• WRITTEN REQUEST: Every entry needs to be printed exactly, please.

• EXTRACTED ENTRIES:
::::::::
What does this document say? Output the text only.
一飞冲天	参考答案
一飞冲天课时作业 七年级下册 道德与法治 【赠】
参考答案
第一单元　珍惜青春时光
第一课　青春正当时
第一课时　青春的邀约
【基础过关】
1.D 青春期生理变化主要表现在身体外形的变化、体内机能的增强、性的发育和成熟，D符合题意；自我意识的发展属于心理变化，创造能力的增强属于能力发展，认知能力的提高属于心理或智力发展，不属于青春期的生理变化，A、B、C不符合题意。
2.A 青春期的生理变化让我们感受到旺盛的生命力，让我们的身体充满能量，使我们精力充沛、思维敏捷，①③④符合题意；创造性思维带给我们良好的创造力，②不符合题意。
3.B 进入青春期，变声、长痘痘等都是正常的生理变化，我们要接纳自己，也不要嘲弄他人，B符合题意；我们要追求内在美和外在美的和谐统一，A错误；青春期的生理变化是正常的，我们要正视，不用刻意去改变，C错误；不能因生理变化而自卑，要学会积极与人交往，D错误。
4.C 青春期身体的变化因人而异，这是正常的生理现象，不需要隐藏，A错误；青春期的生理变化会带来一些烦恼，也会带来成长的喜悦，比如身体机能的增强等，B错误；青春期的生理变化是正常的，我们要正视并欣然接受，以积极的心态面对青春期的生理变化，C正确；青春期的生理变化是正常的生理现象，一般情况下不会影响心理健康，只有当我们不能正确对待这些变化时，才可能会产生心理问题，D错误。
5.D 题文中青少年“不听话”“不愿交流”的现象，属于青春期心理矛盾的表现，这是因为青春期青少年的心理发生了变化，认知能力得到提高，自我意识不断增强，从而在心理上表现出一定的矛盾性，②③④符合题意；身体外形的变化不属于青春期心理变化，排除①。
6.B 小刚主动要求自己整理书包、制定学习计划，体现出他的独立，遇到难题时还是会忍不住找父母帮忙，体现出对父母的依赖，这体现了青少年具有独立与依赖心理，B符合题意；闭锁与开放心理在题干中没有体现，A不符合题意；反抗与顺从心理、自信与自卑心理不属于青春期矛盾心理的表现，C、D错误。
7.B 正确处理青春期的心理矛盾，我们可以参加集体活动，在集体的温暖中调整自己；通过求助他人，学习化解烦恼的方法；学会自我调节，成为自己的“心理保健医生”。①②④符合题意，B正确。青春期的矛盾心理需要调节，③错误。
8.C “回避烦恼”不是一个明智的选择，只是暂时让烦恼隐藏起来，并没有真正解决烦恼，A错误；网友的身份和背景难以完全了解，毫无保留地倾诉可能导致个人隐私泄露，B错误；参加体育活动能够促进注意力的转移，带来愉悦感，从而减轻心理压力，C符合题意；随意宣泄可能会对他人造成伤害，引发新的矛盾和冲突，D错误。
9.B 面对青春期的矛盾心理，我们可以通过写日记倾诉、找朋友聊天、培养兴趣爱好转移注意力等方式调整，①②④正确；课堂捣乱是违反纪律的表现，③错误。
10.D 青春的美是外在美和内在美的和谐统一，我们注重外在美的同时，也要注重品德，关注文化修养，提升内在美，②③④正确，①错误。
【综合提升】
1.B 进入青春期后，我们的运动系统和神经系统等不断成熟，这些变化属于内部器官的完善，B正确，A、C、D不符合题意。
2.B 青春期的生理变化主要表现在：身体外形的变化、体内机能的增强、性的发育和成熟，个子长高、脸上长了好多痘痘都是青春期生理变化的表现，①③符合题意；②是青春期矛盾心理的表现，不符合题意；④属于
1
::::::::
• RIGHT ANSWER:
What does this document say? Output the text only.
一飞冲天	参考答案
一飞冲天课时作业 七年级下册 道德与法治 【赠】
参考答案
第一单元　珍惜青春时光
第一课　青春正当时
第一课时　青春的邀约
【基础过关】
1.D 青春期生理变化主要表现在身体外形的变化、体内机能的增强、性的发育和成熟，D符合题意；自我意识的发展属于心理变化，创造能力的增强属于能力发展，认知能力的提高属于心理或智力发展，不属于青春期的生理变化，A、B、C不符合题意。
2.A 青春期的生理变化让我们感受到旺盛的生命力，让我们的身体充满能量，使我们精力充沛、思维敏捷，①③④符合题意；创造性思维带给我们良好的创造力，②不符合题意。
3.B 进入青春期，变声、长痘痘等都是正常的生理变化，我们要接纳自己，也不要嘲弄他人，B符合题意；我们要追求内在美和外在美的和谐统一，A错误；青春期的生理变化是正常的，我们要正视，不用刻意去改变，C错误；不能因生理变化而自卑，要学会积极与人交往，D错误。
4.C 青春期身体的变化因人而异，这是正常的生理现象，不需要隐藏，A错误；青春期的生理变化会带来一些烦恼，也会带来成长的喜悦，比如身体机能的增强等，B错误；青春期的生理变化是正常的，我们要正视并欣然接受，以积极的心态面对青春期的生理变化，C正确；青春期的生理变化是正常的生理现象，一般情况下不会影响心理健康，只有当我们不能正确对待这些变化时，才可能会产生心理问题，D错误。
5.D 题文中青少年“不听话”“不愿交流”的现象，属于青春期心理矛盾的表现，这是因为青春期青少年的心理发生了变化，认知能力得到提高，自我意识不断增强，从而在心理上表现出一定的矛盾性，②③④符合题意；身体外形的变化不属于青春期心理变化，排除①。
6.B 小刚主动要求自己整理书包、制定学习计划，体现出他的独立，遇到难题时还是会忍不住找父母帮忙，体现出对父母的依赖，这体现了青少年具有独立与依赖心理，B符合题意；闭锁与开放心理在题干中没有体现，A不符合题意；反抗与顺从心理、自信与自卑心理不属于青春期矛盾心理的表现，C、D错误。
7.B 正确处理青春期的心理矛盾，我们可以参加集体活动，在集体的温暖中调整自己；通过求助他人，学习化解烦恼的方法；学会自我调节，成为自己的“心理保健医生”。①②④符合题意，B正确。青春期的矛盾心理需要调节，③错误。
8.C “回避烦恼”不是一个明智的选择，只是暂时让烦恼隐藏起来，并没有真正解决烦恼，A错误；网友的身份和背景难以完全了解，毫无保留地倾诉可能导致个人隐私泄露，B错误；参加体育活动能够促进注意力的转移，带来愉悦感，从而减轻心理压力，C符合题意；随意宣泄可能会对他人造成伤害，引发新的矛盾和冲突，D错误。
9.B 面对青春期的矛盾心理，我们可以通过写日记倾诉、找朋友聊天、培养兴趣爱好转移注意力等方式调整，①②④正确；课堂捣乱是违反纪律的表现，③错误。
10.D 青春的美是外在美和内在美的和谐统一，我们注重外在美的同时，也要注重品德，关注文化修养，提升内在美，②③④正确，①错误。
【综合提升】
1.B 进入青春期后，我们的运动系统和神经系统等不断成熟，这些变化属于内部器官的完善，B正确，A、C、D不符合题意。
2.B 青春期的生理变化主要表现在：身体外形的变化、体内机能的增强、性的发育和成熟，个子长高、脸上长了好多痘痘都是青春期生理变化的表现，①③符合题意；②是青春期矛盾心理的表现，不符合题意；④属于
1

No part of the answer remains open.